Luciferase Reporter Constructs and Expression Plasmids—An HO-1 luciferase reporter plasmid, HO-1-(–4045/+74), was amplified from mouse genomic DNA by PCR and subcloned into the pGL2 luciferase reporter vector (Promega, Madison, WI). This HO-1 promoter was a gift from Dr. Shaw-Fang Yet. HO-1-(–3527/+74), HO-1-(–2986/+74), HO-1-(–2413/+74), HO-1-(–1857/+74), HO-1-(–295/+74), HO-1-(–137/+74), HO-1-(–117/+74), HO-1-(–66/+74), and HO-1-(–35/+74) deletion mutants were generated by PCR amplification with HO-1-(–4045/+74) as the template. Expression plasmids pCI-Ets-1, pCI-Ets-2, pCI-NERF2, and pCI-Elk-1 were a generous gift from Dr. Peter Oettgen. The dominant negative mutant of Ets-2 (28, 29) and Ets-2DBD (30) were generated by PCR amplification from mouse Ets-2 cDNA. Ets-2 phosphorylation mutant with a substitution of alanine for the wild-type threonine at position 72, pCI-Ets-2T72A, was generated as described previously (31).

Work request 1 - Rewrite the paragraph beginning "Luciferase Reporter Constructs and Expression Plasmids" from the HO-1 plasmid excerpt above as a short bulleted list that keeps its main facts.
Work request 2 - Take the HO-1 plasmid excerpt above further by writing the passage that would follow its last sentence.

Record extracts -
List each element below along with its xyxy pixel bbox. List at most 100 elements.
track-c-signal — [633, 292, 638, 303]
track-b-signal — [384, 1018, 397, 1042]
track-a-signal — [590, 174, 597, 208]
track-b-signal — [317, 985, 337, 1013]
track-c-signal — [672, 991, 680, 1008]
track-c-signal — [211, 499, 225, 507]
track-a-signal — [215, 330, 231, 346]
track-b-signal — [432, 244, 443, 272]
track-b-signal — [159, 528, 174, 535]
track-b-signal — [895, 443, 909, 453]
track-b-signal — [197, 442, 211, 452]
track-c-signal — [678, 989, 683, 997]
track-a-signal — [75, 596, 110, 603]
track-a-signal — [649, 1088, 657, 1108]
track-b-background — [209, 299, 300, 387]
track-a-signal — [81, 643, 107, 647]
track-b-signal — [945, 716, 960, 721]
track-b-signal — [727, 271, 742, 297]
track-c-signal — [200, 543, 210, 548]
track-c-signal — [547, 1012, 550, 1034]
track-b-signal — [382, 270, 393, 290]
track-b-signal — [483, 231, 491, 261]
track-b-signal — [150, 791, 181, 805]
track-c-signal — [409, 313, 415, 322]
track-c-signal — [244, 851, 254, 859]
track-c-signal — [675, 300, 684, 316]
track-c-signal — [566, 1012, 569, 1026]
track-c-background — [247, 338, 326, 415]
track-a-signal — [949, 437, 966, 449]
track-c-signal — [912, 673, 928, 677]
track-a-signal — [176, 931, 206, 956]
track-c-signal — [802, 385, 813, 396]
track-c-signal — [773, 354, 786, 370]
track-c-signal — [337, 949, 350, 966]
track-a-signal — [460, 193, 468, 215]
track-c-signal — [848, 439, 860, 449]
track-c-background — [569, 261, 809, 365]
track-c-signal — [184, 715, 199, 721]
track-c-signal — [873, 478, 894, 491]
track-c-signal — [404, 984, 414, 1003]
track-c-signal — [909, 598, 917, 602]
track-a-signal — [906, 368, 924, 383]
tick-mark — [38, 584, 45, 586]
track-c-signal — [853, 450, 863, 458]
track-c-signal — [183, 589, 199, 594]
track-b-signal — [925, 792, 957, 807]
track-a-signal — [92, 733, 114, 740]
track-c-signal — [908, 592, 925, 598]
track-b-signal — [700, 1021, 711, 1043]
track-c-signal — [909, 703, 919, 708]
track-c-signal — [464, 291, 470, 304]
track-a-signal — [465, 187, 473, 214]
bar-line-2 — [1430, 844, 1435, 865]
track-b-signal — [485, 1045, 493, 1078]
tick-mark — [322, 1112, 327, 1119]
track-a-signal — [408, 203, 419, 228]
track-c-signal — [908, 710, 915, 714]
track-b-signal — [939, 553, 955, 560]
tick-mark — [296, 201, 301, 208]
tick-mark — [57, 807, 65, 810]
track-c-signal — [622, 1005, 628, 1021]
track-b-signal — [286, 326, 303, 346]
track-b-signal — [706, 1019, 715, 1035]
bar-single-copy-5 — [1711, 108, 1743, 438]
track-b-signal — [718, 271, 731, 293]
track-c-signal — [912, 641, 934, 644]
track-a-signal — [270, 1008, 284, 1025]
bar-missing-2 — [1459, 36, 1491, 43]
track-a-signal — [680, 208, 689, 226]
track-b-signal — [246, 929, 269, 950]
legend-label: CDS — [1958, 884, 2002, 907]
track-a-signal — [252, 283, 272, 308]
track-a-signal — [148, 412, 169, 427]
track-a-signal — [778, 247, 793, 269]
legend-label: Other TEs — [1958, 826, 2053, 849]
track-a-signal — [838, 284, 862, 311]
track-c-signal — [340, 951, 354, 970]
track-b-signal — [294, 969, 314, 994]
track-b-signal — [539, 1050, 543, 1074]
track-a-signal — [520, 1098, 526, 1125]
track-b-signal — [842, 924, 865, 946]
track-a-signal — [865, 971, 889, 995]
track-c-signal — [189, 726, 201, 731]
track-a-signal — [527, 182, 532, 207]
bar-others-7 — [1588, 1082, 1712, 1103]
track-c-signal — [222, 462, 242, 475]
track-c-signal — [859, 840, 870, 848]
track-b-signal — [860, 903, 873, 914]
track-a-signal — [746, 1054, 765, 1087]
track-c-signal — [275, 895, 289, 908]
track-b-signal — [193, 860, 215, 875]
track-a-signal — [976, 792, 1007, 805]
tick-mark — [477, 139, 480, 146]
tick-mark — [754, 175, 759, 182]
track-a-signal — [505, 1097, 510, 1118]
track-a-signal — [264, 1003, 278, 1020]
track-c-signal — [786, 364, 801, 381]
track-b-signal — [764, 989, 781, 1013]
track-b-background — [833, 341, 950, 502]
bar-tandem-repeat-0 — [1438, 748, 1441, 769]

Task result 1 -
- HO-1-(–4045/+74) reporter: amplified by PCR from mouse genomic DNA and subcloned into the pGL2 luciferase vector (Promega, Madison, WI); promoter from Dr. Shaw-Fang Yet.
- Deletion mutants: nine made by PCR from the HO-1-(–4045/+74) template, ranging from HO-1-(–3527/+74) down to HO-1-(–35/+74).
- Expression plasmids: pCI-Ets-1, pCI-Ets-2, pCI-NERF2 and pCI-Elk-1, from Dr. Peter Oettgen.
- Ets-2 dominant negative mutant (28, 29) and Ets-2DBD (30): made by PCR from mouse Ets-2 cDNA.
- pCI-Ets-2T72A: an Ets-2 phosphorylation mutant with alanine replacing the wild-type threonine at position 72, made as described previously (31).

Task result 2 -
Site-directed Mutagenesis—Mutants of Ets binding sites (EBSs) at bp –125 (mEBS1), –93 (mEBS2), and double mutant (mEBS1+2) were generated by site-directed mutagenesis of the HO-1-(–4045/+74) plasmid using Pfu polymerase (Stratagene, La Jolla, CA). In brief, PCR primers encoding mutant EBS, –122 to –125 and –90 to –93, were generated with CTGA substituted for ATCC in mEBS1 (5'-GAGTCATATGATTTCTGACCTTACAGGCAG-3' and 5'-CTGCCTGTAAGGTCAGAAATCATATGACTC-3') and GTTT substituted for GGAT in mEBS2 (5'-CTCCGGGCTGTTTGTTGCAACAGCAG-3' and 5'-CTGCTGTTGCAACAAACAGCCCGGAG-3'). PCR was performed with Pfu polymerase using the wild-type HO-1-(–4045/+74) plasmid as a template. The PCR was digested with DpnI, and the undigested plasmids were transformed into XL2-Blue bacteria (Stratagene). Individual plasmids were sequenced to verify incorporation of the Ets site mutation (schematic structures as described in the top panel of Fig. 4A).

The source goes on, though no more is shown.